**Task instructions**
Extract each line bearing the word "your".

**Data rows**
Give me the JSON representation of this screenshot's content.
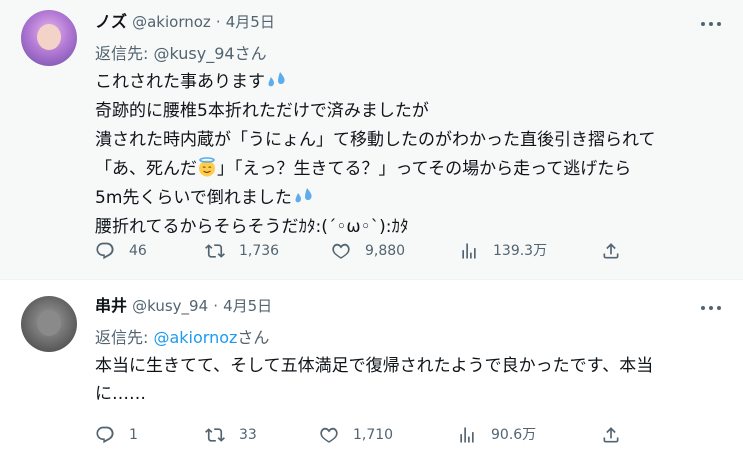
{
  "tweets": [
    {
      "name": "ノズ",
      "handle": "@akiornoz",
      "separator": "·",
      "date": "4月5日",
      "reply_prefix": "返信先: ",
      "reply_mention": "@kusy_94",
      "reply_suffix": "さん",
      "lines": [
        "これされた事あります",
        "奇跡的に腰椎5本折れただけで済みましたが",
        "潰された時内蔵が「うにょん」て移動したのがわかった直後引き摺られて",
        "「あ、死んだ",
        "」「えっ？生きてる？」ってその場から走って逃げたら",
        "5m先くらいで倒れました",
        "腰折れてるからそらそうだｶﾀ:(´◦ω◦`):ｶﾀ"
      ],
      "emoji": [
        "sweat-droplets-icon",
        "halo-face-icon"
      ],
      "stats": {
        "replies": "46",
        "retweets": "1,736",
        "likes": "9,880",
        "views": "139.3万"
      }
    },
    {
      "name": "串井",
      "handle": "@kusy_94",
      "separator": "·",
      "date": "4月5日",
      "reply_prefix": "返信先: ",
      "reply_mention": "@akiornoz",
      "reply_suffix": "さん",
      "lines": [
        "本当に生きてて、そして五体満足で復帰されたようで良かったです、本当",
        "に……"
      ],
      "stats": {
        "replies": "1",
        "retweets": "33",
        "likes": "1,710",
        "views": "90.6万"
      }
    }
  ],
  "colors": {
    "text": "#0f1419",
    "muted": "#536471",
    "link": "#1d9bf0",
    "highlight_bg": "#f7f9f9"
  }
}
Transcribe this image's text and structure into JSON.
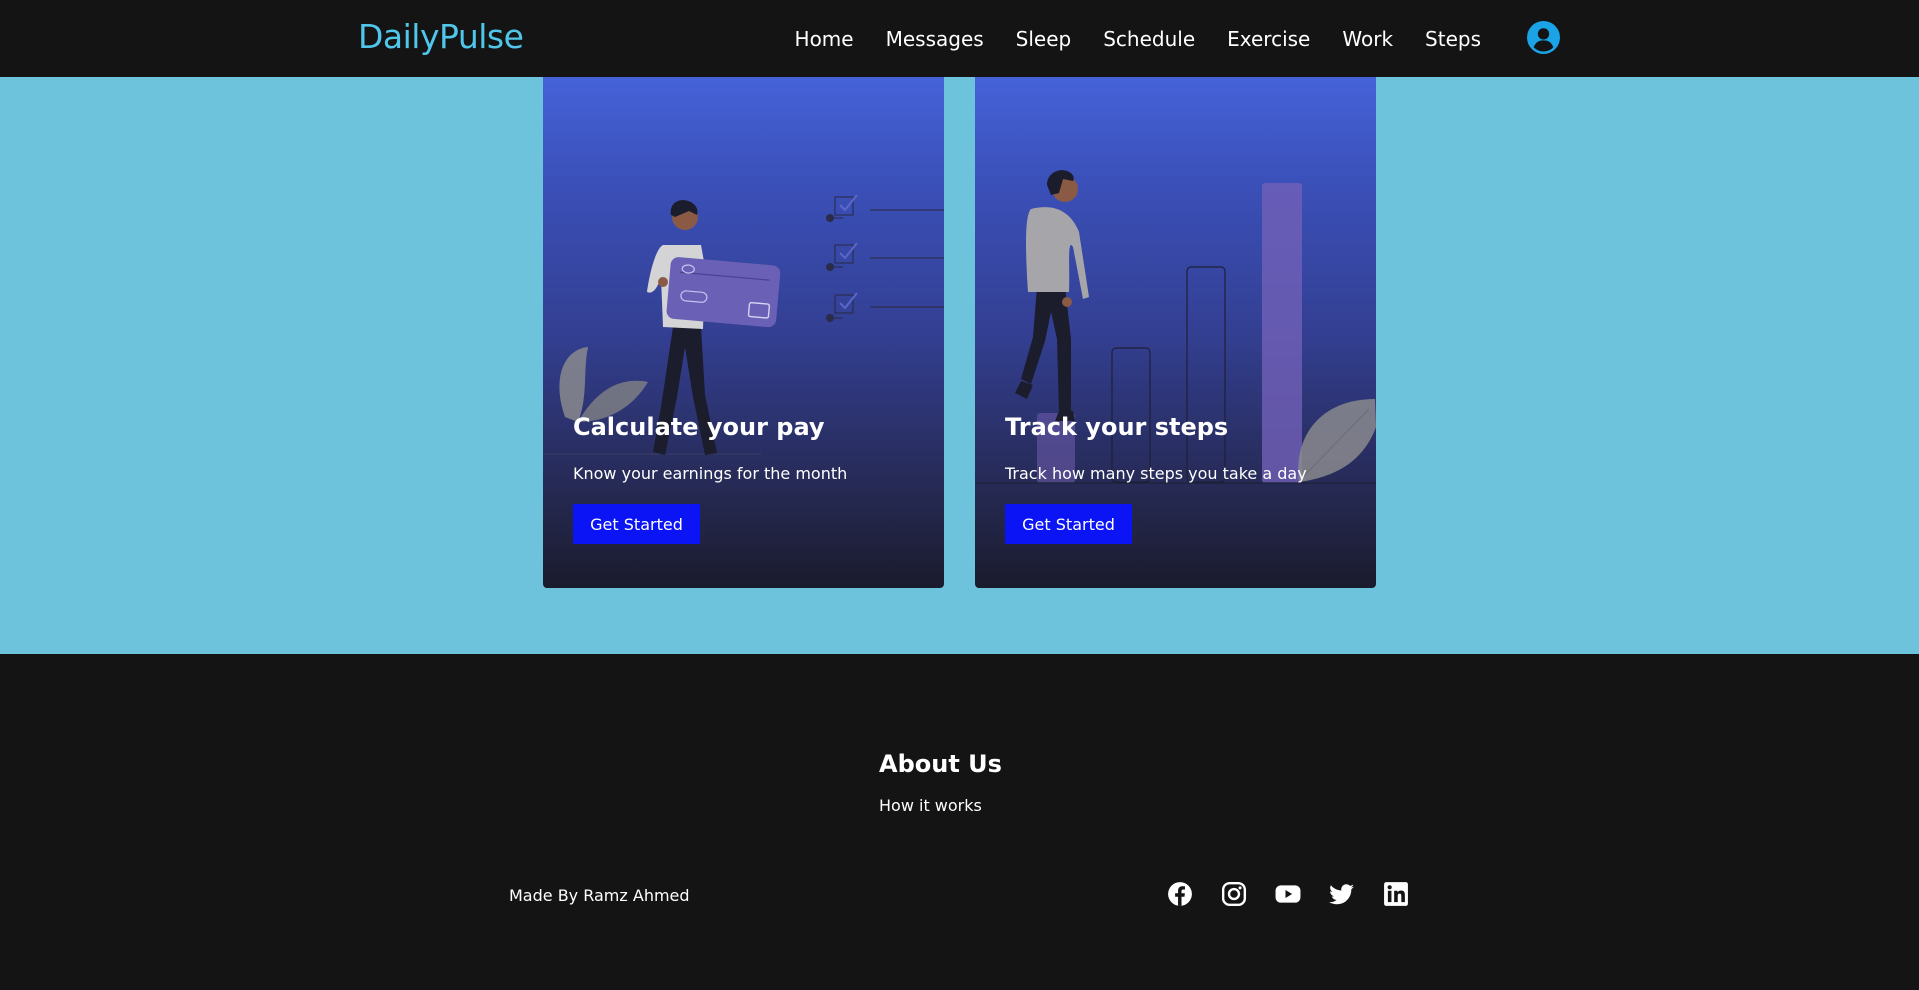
{
  "header": {
    "logo": "DailyPulse",
    "nav": [
      "Home",
      "Messages",
      "Sleep",
      "Schedule",
      "Exercise",
      "Work",
      "Steps"
    ],
    "avatar_icon": "user-circle-icon"
  },
  "cards": [
    {
      "title": "Calculate your pay",
      "subtitle": "Know your earnings for the month",
      "button": "Get Started"
    },
    {
      "title": "Track your steps",
      "subtitle": "Track how many steps you take a day",
      "button": "Get Started"
    }
  ],
  "footer": {
    "about_title": "About Us",
    "about_link": "How it works",
    "made_by": "Made By Ramz Ahmed",
    "socials": [
      "facebook-icon",
      "instagram-icon",
      "youtube-icon",
      "twitter-icon",
      "linkedin-icon"
    ]
  },
  "colors": {
    "nav_bg": "#141414",
    "logo": "#4fc6ea",
    "page_bg": "#6ec3dc",
    "button": "#0a14f5",
    "avatar": "#1aa3e6"
  }
}
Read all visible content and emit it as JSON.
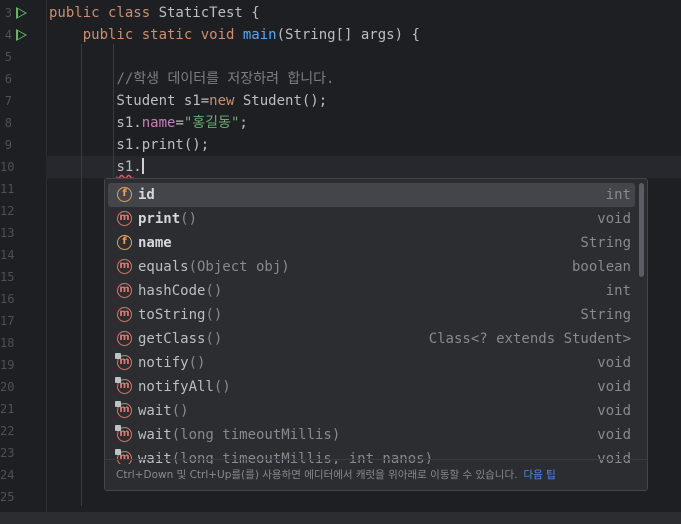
{
  "editor": {
    "lines": [
      {
        "num": "3",
        "run": true,
        "tokens": [
          [
            "kw",
            "public class "
          ],
          [
            "plain",
            "StaticTest {"
          ]
        ]
      },
      {
        "num": "4",
        "run": true,
        "tokens": [
          [
            "plain",
            "    "
          ],
          [
            "kw",
            "public static void "
          ],
          [
            "fn",
            "main"
          ],
          [
            "plain",
            "(String[] args) {"
          ]
        ]
      },
      {
        "num": "5",
        "run": false,
        "tokens": []
      },
      {
        "num": "6",
        "run": false,
        "tokens": [
          [
            "plain",
            "        "
          ],
          [
            "cmt",
            "//학생 데이터를 저장하려 합니다."
          ]
        ]
      },
      {
        "num": "7",
        "run": false,
        "tokens": [
          [
            "plain",
            "        Student s1="
          ],
          [
            "kw",
            "new "
          ],
          [
            "plain",
            "Student();"
          ]
        ]
      },
      {
        "num": "8",
        "run": false,
        "tokens": [
          [
            "plain",
            "        s1."
          ],
          [
            "fld",
            "name"
          ],
          [
            "plain",
            "="
          ],
          [
            "str",
            "\"홍길동\""
          ],
          [
            "plain",
            ";"
          ]
        ]
      },
      {
        "num": "9",
        "run": false,
        "tokens": [
          [
            "plain",
            "        s1.print();"
          ]
        ]
      },
      {
        "num": "10",
        "run": false,
        "tokens": [
          [
            "plain",
            "        "
          ],
          [
            "squiggle",
            "s1"
          ],
          [
            "plain",
            "."
          ],
          [
            "caret",
            ""
          ]
        ]
      },
      {
        "num": "11",
        "run": false,
        "tokens": []
      },
      {
        "num": "12",
        "run": false,
        "tokens": []
      },
      {
        "num": "13",
        "run": false,
        "tokens": []
      },
      {
        "num": "14",
        "run": false,
        "tokens": []
      },
      {
        "num": "15",
        "run": false,
        "tokens": []
      },
      {
        "num": "16",
        "run": false,
        "tokens": []
      },
      {
        "num": "17",
        "run": false,
        "tokens": []
      },
      {
        "num": "18",
        "run": false,
        "tokens": []
      },
      {
        "num": "19",
        "run": false,
        "tokens": []
      },
      {
        "num": "20",
        "run": false,
        "tokens": []
      },
      {
        "num": "21",
        "run": false,
        "tokens": []
      },
      {
        "num": "22",
        "run": false,
        "tokens": []
      },
      {
        "num": "23",
        "run": false,
        "tokens": []
      },
      {
        "num": "24",
        "run": false,
        "tokens": []
      },
      {
        "num": "25",
        "run": false,
        "tokens": []
      }
    ]
  },
  "completion": {
    "items": [
      {
        "kind": "f",
        "icon": "field-icon",
        "name": "id",
        "params": "",
        "type": "int",
        "bold": true,
        "locked": false,
        "selected": true
      },
      {
        "kind": "m",
        "icon": "method-icon",
        "name": "print",
        "params": "()",
        "type": "void",
        "bold": true,
        "locked": false,
        "selected": false
      },
      {
        "kind": "f",
        "icon": "field-icon",
        "name": "name",
        "params": "",
        "type": "String",
        "bold": true,
        "locked": false,
        "selected": false
      },
      {
        "kind": "m",
        "icon": "method-icon",
        "name": "equals",
        "params": "(Object obj)",
        "type": "boolean",
        "bold": false,
        "locked": false,
        "selected": false
      },
      {
        "kind": "m",
        "icon": "method-icon",
        "name": "hashCode",
        "params": "()",
        "type": "int",
        "bold": false,
        "locked": false,
        "selected": false
      },
      {
        "kind": "m",
        "icon": "method-icon",
        "name": "toString",
        "params": "()",
        "type": "String",
        "bold": false,
        "locked": false,
        "selected": false
      },
      {
        "kind": "m",
        "icon": "method-icon",
        "name": "getClass",
        "params": "()",
        "type": "Class<? extends Student>",
        "bold": false,
        "locked": false,
        "selected": false
      },
      {
        "kind": "m",
        "icon": "method-icon",
        "name": "notify",
        "params": "()",
        "type": "void",
        "bold": false,
        "locked": true,
        "selected": false
      },
      {
        "kind": "m",
        "icon": "method-icon",
        "name": "notifyAll",
        "params": "()",
        "type": "void",
        "bold": false,
        "locked": true,
        "selected": false
      },
      {
        "kind": "m",
        "icon": "method-icon",
        "name": "wait",
        "params": "()",
        "type": "void",
        "bold": false,
        "locked": true,
        "selected": false
      },
      {
        "kind": "m",
        "icon": "method-icon",
        "name": "wait",
        "params": "(long timeoutMillis)",
        "type": "void",
        "bold": false,
        "locked": true,
        "selected": false
      },
      {
        "kind": "m",
        "icon": "method-icon",
        "name": "wait",
        "params": "(long timeoutMillis, int nanos)",
        "type": "void",
        "bold": false,
        "locked": true,
        "selected": false
      }
    ],
    "hint": "Ctrl+Down 및 Ctrl+Up를(를) 사용하면 에디터에서 캐럿을 위아래로 이동할 수 있습니다.",
    "hint_link": "다음 팁"
  }
}
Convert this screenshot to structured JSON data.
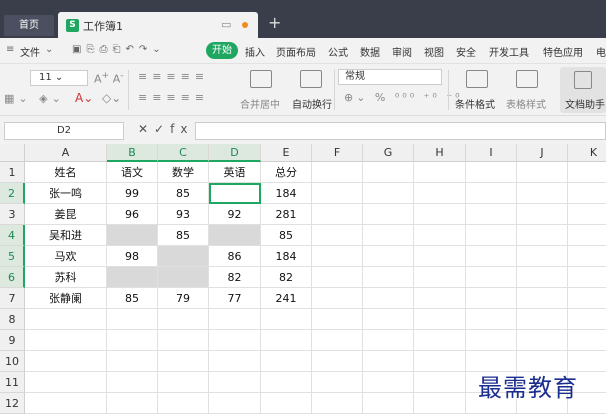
{
  "tabs": {
    "home": "首页",
    "workbook": "工作簿1",
    "logo": "S",
    "new_tab": "+"
  },
  "menu": {
    "file": "文件",
    "items": [
      "开始",
      "插入",
      "页面布局",
      "公式",
      "数据",
      "审阅",
      "视图",
      "安全",
      "开发工具",
      "特色应用",
      "电"
    ]
  },
  "toolbar": {
    "font_size": "11",
    "number_format": "常规",
    "merge": "合并居中",
    "wrap": "自动换行",
    "cond_format": "条件格式",
    "table_style": "表格样式",
    "doc_assistant": "文档助手"
  },
  "formula_bar": {
    "cell_ref": "D2",
    "fx": "fx",
    "content": ""
  },
  "colors": {
    "accent": "#1fa661",
    "titlebar": "#3a3d4a",
    "empty_cell": "#d9d9d9"
  },
  "sheet": {
    "columns": [
      "A",
      "B",
      "C",
      "D",
      "E",
      "F",
      "G",
      "H",
      "I",
      "J",
      "K"
    ],
    "row_numbers": [
      "1",
      "2",
      "3",
      "4",
      "5",
      "6",
      "7",
      "8",
      "9",
      "10",
      "11",
      "12"
    ],
    "rows": [
      [
        "姓名",
        "语文",
        "数学",
        "英语",
        "总分"
      ],
      [
        "张一鸣",
        "99",
        "85",
        "",
        "184"
      ],
      [
        "姜昆",
        "96",
        "93",
        "92",
        "281"
      ],
      [
        "吴和进",
        "",
        "85",
        "",
        "85"
      ],
      [
        "马欢",
        "98",
        "",
        "86",
        "184"
      ],
      [
        "苏科",
        "",
        "",
        "82",
        "82"
      ],
      [
        "张静阑",
        "85",
        "79",
        "77",
        "241"
      ]
    ]
  },
  "watermark": "最需教育"
}
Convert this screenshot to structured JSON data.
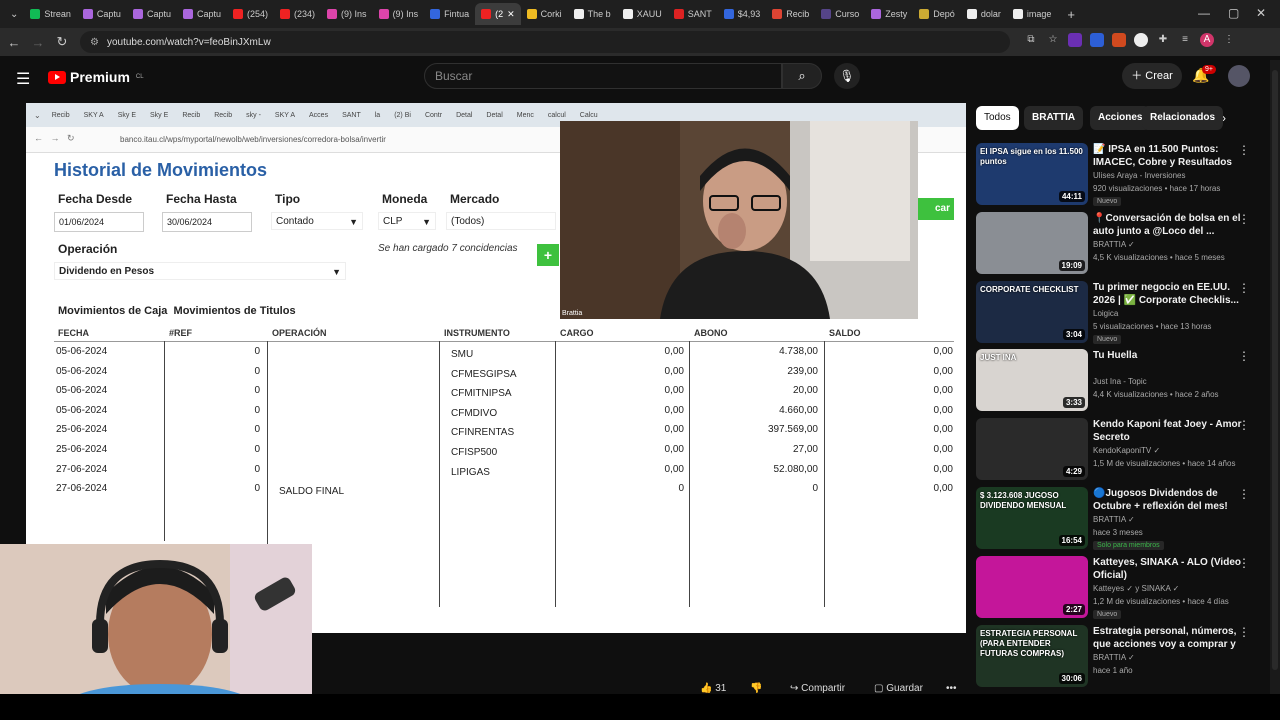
{
  "browser": {
    "tabs": [
      "Strean",
      "Captu",
      "Captu",
      "Captu",
      "(254)",
      "(234)",
      "(9) Ins",
      "(9) Ins",
      "Fintua",
      "(2",
      "Corki",
      "The b",
      "XAUU",
      "SANT",
      "$4,93",
      "Recib",
      "Curso",
      "Zesty",
      "Depó",
      "dolar",
      "image"
    ],
    "tab_colors": [
      "#1b5",
      "#a6d",
      "#a6d",
      "#a6d",
      "#e22",
      "#e22",
      "#d4a",
      "#d4a",
      "#36d",
      "#e22",
      "#eb2",
      "#eee",
      "#eee",
      "#d22",
      "#36d",
      "#d43",
      "#548",
      "#a6d",
      "#ca3",
      "#eee",
      "#eee"
    ],
    "active_tab_index": 9,
    "new_tab": "+",
    "url": "youtube.com/watch?v=feoBinJXmLw",
    "profile_letter": "A"
  },
  "youtube": {
    "brand": "Premium",
    "region": "CL",
    "search_placeholder": "Buscar",
    "create_label": "Crear",
    "notif_badge": "9+"
  },
  "video": {
    "inner_tabs": [
      "Recib",
      "SKY A",
      "Sky E",
      "Sky E",
      "Recib",
      "Recib",
      "sky -",
      "SKY A",
      "Acces",
      "SANT",
      "la",
      "(2) Bi",
      "Contr",
      "Detal",
      "Detal",
      "Menc",
      "calcul",
      "Calcu"
    ],
    "inner_url": "banco.itau.cl/wps/myportal/newolb/web/inversiones/corredora-bolsa/invertir",
    "bank": {
      "title": "Historial de Movimientos",
      "fecha_desde_label": "Fecha Desde",
      "fecha_desde": "01/06/2024",
      "fecha_hasta_label": "Fecha Hasta",
      "fecha_hasta": "30/06/2024",
      "tipo_label": "Tipo",
      "tipo": "Contado",
      "moneda_label": "Moneda",
      "moneda": "CLP",
      "mercado_label": "Mercado",
      "mercado": "(Todos)",
      "operacion_label": "Operación",
      "operacion": "Dividendo en Pesos",
      "coincidencias": "Se han cargado 7 concidencias",
      "buscar": "car",
      "tab_caja": "Movimientos de Caja",
      "tab_titulos": "Movimientos de Titulos",
      "headers": [
        "FECHA",
        "#REF",
        "OPERACIÓN",
        "INSTRUMENTO",
        "CARGO",
        "ABONO",
        "SALDO"
      ],
      "rows": [
        {
          "fecha": "05-06-2024",
          "ref": "0",
          "op": "",
          "inst": "SMU",
          "cargo": "0,00",
          "abono": "4.738,00",
          "saldo": "0,00"
        },
        {
          "fecha": "05-06-2024",
          "ref": "0",
          "op": "",
          "inst": "CFMESGIPSA",
          "cargo": "0,00",
          "abono": "239,00",
          "saldo": "0,00"
        },
        {
          "fecha": "05-06-2024",
          "ref": "0",
          "op": "",
          "inst": "CFMITNIPSA",
          "cargo": "0,00",
          "abono": "20,00",
          "saldo": "0,00"
        },
        {
          "fecha": "05-06-2024",
          "ref": "0",
          "op": "",
          "inst": "CFMDIVO",
          "cargo": "0,00",
          "abono": "4.660,00",
          "saldo": "0,00"
        },
        {
          "fecha": "25-06-2024",
          "ref": "0",
          "op": "",
          "inst": "CFINRENTAS",
          "cargo": "0,00",
          "abono": "397.569,00",
          "saldo": "0,00"
        },
        {
          "fecha": "25-06-2024",
          "ref": "0",
          "op": "",
          "inst": "CFISP500",
          "cargo": "0,00",
          "abono": "27,00",
          "saldo": "0,00"
        },
        {
          "fecha": "27-06-2024",
          "ref": "0",
          "op": "",
          "inst": "LIPIGAS",
          "cargo": "0,00",
          "abono": "52.080,00",
          "saldo": "0,00"
        },
        {
          "fecha": "27-06-2024",
          "ref": "0",
          "op": "SALDO FINAL",
          "inst": "",
          "cargo": "0",
          "abono": "0",
          "saldo": "0,00"
        }
      ]
    },
    "webcam_label": "Brattia",
    "likes": "31",
    "share_label": "Compartir",
    "save_label": "Guardar"
  },
  "sidebar": {
    "chips": [
      "Todos",
      "BRATTIA",
      "Acciones",
      "Relacionados"
    ],
    "videos": [
      {
        "title": "📝 IPSA en 11.500 Puntos: IMACEC, Cobre y Resultados ...",
        "channel": "Ulises Araya - Inversiones",
        "stats": "920 visualizaciones • hace 17 horas",
        "badge": "Nuevo",
        "duration": "44:11",
        "thumb_text": "El IPSA sigue en los 11.500 puntos",
        "thumb_color": "#1e3a6e"
      },
      {
        "title": "📍Conversación de bolsa en el auto junto a @Loco del ...",
        "channel": "BRATTIA ✓",
        "stats": "4,5 K visualizaciones • hace 5 meses",
        "badge": "",
        "duration": "19:09",
        "thumb_text": "",
        "thumb_color": "#8a8e94"
      },
      {
        "title": "Tu primer negocio en EE.UU. 2026 | ✅ Corporate Checklis...",
        "channel": "Loigica",
        "stats": "5 visualizaciones • hace 13 horas",
        "badge": "Nuevo",
        "duration": "3:04",
        "thumb_text": "CORPORATE CHECKLIST",
        "thumb_color": "#1c2a44"
      },
      {
        "title": "Tu Huella",
        "channel": "Just Ina - Topic",
        "stats": "4,4 K visualizaciones • hace 2 años",
        "badge": "",
        "duration": "3:33",
        "thumb_text": "JUST INA",
        "thumb_color": "#d8d4d0"
      },
      {
        "title": "Kendo Kaponi feat Joey - Amor Secreto",
        "channel": "KendoKaponiTV ✓",
        "stats": "1,5 M de visualizaciones • hace 14 años",
        "badge": "",
        "duration": "4:29",
        "thumb_text": "",
        "thumb_color": "#2a2a2a"
      },
      {
        "title": "🔵Jugosos Dividendos de Octubre + reflexión del mes!",
        "channel": "BRATTIA ✓",
        "stats": "hace 3 meses",
        "badge": "Solo para miembros",
        "duration": "16:54",
        "thumb_text": "$ 3.123.608 JUGOSO DIVIDENDO MENSUAL",
        "thumb_color": "#1a3a22"
      },
      {
        "title": "Katteyes, SINAKA - ALO (Video Oficial)",
        "channel": "Katteyes ✓ y SINAKA ✓",
        "stats": "1,2 M de visualizaciones • hace 4 días",
        "badge": "Nuevo",
        "duration": "2:27",
        "thumb_text": "",
        "thumb_color": "#c4169a"
      },
      {
        "title": "Estrategia personal, números, que acciones voy a comprar y ...",
        "channel": "BRATTIA ✓",
        "stats": "hace 1 año",
        "badge": "",
        "duration": "30:06",
        "thumb_text": "ESTRATEGIA PERSONAL (PARA ENTENDER FUTURAS COMPRAS)",
        "thumb_color": "#1f3424"
      }
    ]
  },
  "colors": {
    "accent_green": "#3ec13e",
    "bank_blue": "#2a60a6",
    "yt_red": "#ff0000"
  }
}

**Completed exercise**
      "title": "Calculate your pay",
      "subtitle": "Know your earnings for the month",
      "title": "Track your steps",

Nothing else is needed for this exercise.